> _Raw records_
○ ○ ○ ○ ○
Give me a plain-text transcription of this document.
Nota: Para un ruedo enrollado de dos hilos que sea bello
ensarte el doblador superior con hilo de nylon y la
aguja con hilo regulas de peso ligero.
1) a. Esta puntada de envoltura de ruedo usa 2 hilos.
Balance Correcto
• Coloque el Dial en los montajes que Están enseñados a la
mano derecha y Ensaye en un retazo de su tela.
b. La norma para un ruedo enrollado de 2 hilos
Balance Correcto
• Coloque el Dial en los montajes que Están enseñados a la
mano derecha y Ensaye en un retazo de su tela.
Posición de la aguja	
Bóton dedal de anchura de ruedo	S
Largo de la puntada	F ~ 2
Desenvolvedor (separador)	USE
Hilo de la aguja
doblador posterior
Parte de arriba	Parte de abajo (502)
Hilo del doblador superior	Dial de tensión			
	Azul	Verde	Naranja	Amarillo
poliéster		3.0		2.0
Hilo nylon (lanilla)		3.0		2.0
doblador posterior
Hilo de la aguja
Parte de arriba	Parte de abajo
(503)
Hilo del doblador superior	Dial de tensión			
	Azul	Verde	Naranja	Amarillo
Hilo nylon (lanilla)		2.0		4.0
○ ○ ○ ○ ○
> _AIM OF THE EXERCISE_
Please copy out each record, character for character.

> _SOLUTION FOR THIS PROBLEM_
Give me a plain-text transcription of this document.
Nota: Para un ruedo enrollado de dos hilos que sea bello
ensarte el doblador superior con hilo de nylon y la
aguja con hilo regulas de peso ligero.
1) a. Esta puntada de envoltura de ruedo usa 2 hilos.
Balance Correcto
• Coloque el Dial en los montajes que Están enseñados a la
mano derecha y Ensaye en un retazo de su tela.
b. La norma para un ruedo enrollado de 2 hilos
Balance Correcto
• Coloque el Dial en los montajes que Están enseñados a la
mano derecha y Ensaye en un retazo de su tela.
Posición de la aguja	
Bóton dedal de anchura de ruedo	S
Largo de la puntada	F ~ 2
Desenvolvedor (separador)	USE
Hilo de la aguja
doblador posterior
Parte de arriba	Parte de abajo (502)
Hilo del doblador superior	Dial de tensión			
	Azul	Verde	Naranja	Amarillo
poliéster		3.0		2.0
Hilo nylon (lanilla)		3.0		2.0
doblador posterior
Hilo de la aguja
Parte de arriba	Parte de abajo
(503)
Hilo del doblador superior	Dial de tensión			
	Azul	Verde	Naranja	Amarillo
Hilo nylon (lanilla)		2.0		4.0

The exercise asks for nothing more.